**What the task asks:**
Filter the listing below, copying every line in which the word "xxiiij" appears.

**Records shown:**
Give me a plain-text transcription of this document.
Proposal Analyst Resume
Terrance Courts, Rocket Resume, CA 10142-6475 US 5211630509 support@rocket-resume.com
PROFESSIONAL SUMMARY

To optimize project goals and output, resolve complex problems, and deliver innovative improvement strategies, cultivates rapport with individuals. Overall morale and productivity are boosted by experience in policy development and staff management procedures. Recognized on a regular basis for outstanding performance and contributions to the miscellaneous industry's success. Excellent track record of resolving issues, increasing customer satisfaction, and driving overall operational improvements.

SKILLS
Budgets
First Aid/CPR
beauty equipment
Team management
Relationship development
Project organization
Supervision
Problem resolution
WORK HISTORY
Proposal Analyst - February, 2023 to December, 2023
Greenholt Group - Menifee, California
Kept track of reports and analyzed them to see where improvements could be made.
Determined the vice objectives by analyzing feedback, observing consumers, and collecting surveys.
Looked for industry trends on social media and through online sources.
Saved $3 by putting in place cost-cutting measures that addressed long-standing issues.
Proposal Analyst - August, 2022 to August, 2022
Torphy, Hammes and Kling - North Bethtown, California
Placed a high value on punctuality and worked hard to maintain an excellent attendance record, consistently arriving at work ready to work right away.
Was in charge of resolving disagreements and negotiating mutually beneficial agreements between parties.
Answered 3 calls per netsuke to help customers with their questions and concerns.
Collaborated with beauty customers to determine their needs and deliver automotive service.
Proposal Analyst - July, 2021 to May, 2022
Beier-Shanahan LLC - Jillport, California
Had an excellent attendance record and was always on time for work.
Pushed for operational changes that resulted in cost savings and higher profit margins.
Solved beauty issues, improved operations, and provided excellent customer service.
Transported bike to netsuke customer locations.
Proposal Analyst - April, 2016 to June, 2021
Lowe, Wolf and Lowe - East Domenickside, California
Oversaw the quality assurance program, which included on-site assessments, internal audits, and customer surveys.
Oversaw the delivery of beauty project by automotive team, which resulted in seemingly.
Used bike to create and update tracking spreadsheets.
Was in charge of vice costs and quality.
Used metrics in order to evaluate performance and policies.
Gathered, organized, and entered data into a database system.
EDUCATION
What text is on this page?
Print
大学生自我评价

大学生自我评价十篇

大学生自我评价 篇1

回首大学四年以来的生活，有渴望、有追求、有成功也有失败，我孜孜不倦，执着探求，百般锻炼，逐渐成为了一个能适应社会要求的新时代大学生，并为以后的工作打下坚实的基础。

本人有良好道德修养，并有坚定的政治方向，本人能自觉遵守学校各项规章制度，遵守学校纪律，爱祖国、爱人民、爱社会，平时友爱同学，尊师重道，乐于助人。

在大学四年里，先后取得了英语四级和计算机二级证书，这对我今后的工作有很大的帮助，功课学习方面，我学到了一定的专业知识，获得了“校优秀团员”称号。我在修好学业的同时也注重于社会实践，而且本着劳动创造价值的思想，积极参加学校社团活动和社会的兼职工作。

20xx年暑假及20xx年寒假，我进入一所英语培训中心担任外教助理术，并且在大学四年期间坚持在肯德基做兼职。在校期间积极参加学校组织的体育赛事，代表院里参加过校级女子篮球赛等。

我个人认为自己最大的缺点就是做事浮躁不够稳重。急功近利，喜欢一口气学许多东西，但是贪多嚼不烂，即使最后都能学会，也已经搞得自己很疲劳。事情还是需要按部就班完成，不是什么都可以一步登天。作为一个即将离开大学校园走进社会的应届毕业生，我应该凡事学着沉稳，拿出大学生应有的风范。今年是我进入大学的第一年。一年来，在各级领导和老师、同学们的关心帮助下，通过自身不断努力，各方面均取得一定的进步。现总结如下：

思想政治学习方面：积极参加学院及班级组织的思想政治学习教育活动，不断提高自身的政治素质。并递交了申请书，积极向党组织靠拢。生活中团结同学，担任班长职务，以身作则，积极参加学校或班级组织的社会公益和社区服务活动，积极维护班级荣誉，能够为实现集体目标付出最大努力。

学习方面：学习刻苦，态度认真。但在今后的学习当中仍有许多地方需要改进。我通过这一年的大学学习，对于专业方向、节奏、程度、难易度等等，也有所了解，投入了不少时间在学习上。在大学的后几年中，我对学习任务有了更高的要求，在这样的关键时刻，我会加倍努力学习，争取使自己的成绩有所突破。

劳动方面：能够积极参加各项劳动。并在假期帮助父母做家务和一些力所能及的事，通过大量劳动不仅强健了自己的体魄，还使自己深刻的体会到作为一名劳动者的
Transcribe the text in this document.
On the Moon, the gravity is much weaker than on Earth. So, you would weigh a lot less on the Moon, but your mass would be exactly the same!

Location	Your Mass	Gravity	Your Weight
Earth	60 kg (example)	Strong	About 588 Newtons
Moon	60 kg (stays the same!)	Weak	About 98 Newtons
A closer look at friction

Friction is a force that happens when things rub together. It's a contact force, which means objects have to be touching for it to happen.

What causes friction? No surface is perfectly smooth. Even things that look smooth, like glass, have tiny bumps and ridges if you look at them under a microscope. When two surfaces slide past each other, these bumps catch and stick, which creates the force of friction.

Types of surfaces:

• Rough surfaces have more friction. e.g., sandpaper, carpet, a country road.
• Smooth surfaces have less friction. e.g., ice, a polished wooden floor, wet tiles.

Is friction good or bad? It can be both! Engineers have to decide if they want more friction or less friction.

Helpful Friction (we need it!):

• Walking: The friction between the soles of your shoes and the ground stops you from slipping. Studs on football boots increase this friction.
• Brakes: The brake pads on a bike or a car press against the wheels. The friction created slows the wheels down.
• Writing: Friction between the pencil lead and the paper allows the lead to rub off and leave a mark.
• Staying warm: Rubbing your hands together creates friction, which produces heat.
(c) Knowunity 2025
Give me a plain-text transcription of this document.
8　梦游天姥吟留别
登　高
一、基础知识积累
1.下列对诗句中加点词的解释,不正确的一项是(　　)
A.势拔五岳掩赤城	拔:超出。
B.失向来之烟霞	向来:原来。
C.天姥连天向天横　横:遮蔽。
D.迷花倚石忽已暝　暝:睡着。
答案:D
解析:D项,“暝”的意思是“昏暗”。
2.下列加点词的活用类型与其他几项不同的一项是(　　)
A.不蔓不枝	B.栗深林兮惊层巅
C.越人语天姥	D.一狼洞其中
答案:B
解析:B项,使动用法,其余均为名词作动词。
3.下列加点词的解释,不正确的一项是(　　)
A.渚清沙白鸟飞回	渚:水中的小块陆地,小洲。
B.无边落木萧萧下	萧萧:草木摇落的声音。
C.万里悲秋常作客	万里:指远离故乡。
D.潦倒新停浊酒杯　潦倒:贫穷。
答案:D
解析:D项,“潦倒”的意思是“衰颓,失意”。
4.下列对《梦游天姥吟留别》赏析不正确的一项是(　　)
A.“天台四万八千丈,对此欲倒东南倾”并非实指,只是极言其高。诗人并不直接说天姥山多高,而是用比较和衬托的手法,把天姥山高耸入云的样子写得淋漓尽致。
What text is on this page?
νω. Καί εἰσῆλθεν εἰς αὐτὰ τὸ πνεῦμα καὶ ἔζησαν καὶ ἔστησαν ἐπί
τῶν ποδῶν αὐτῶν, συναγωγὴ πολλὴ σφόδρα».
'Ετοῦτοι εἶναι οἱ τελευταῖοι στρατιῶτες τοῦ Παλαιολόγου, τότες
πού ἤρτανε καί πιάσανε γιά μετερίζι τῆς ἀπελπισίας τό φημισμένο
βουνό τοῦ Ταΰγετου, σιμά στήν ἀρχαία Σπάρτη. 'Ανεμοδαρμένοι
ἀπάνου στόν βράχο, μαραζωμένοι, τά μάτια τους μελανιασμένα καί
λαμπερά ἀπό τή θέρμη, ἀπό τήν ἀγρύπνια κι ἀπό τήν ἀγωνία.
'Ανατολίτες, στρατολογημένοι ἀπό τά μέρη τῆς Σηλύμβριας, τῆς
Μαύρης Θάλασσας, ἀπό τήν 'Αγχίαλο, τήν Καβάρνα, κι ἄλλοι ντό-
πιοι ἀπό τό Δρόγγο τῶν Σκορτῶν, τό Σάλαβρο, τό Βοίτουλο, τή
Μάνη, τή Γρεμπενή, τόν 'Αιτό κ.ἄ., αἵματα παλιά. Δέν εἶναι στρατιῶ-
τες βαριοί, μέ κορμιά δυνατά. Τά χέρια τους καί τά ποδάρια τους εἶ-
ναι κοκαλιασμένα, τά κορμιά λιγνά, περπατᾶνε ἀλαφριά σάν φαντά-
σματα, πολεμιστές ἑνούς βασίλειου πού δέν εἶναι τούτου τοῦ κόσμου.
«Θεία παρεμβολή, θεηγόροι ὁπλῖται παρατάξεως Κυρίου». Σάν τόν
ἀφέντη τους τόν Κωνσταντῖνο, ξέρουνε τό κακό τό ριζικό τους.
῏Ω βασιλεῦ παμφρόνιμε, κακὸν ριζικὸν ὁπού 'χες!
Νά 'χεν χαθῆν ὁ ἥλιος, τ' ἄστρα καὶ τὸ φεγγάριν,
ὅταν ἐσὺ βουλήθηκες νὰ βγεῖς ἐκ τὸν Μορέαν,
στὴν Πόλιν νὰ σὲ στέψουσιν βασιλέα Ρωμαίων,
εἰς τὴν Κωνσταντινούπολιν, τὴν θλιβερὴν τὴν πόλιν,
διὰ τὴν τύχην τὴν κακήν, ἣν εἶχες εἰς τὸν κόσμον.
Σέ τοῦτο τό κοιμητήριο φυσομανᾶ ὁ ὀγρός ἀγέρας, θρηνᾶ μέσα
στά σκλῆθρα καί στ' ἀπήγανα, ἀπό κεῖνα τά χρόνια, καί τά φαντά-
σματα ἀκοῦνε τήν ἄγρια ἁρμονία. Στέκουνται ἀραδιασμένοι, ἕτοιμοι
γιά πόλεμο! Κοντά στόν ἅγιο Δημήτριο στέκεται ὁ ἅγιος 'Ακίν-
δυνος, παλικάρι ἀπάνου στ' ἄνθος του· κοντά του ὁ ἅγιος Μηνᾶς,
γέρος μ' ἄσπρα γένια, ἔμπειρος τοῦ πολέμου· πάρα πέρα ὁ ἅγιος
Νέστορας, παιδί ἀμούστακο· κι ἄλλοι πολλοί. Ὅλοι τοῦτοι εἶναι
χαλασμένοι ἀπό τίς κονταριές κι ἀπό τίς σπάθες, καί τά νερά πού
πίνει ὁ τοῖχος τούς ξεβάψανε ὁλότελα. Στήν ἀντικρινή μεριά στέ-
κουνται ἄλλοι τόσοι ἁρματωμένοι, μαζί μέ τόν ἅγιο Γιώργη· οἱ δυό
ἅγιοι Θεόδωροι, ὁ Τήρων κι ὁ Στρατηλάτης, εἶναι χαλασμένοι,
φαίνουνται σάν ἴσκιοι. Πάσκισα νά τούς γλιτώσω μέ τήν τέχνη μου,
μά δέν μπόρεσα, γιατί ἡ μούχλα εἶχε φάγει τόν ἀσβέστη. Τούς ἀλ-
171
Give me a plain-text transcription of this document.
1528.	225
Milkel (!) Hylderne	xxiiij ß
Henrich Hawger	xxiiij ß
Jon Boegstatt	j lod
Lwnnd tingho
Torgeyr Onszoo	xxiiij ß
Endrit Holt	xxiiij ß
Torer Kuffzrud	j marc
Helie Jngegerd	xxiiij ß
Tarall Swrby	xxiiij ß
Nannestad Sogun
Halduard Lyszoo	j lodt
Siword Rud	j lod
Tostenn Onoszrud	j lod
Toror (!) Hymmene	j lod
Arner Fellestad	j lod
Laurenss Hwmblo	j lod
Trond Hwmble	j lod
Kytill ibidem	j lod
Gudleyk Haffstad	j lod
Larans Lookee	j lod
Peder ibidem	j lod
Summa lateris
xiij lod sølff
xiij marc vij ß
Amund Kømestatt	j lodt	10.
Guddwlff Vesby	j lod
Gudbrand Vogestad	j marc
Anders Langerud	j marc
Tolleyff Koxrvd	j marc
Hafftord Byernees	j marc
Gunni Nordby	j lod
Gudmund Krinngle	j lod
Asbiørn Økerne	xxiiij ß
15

**Result:**
Milkel (!) Hylderne	xxiiij ß
Henrich Hawger	xxiiij ß
Torgeyr Onszoo	xxiiij ß
Endrit Holt	xxiiij ß
Helie Jngegerd	xxiiij ß
Tarall Swrby	xxiiij ß
Asbiørn Økerne	xxiiij ß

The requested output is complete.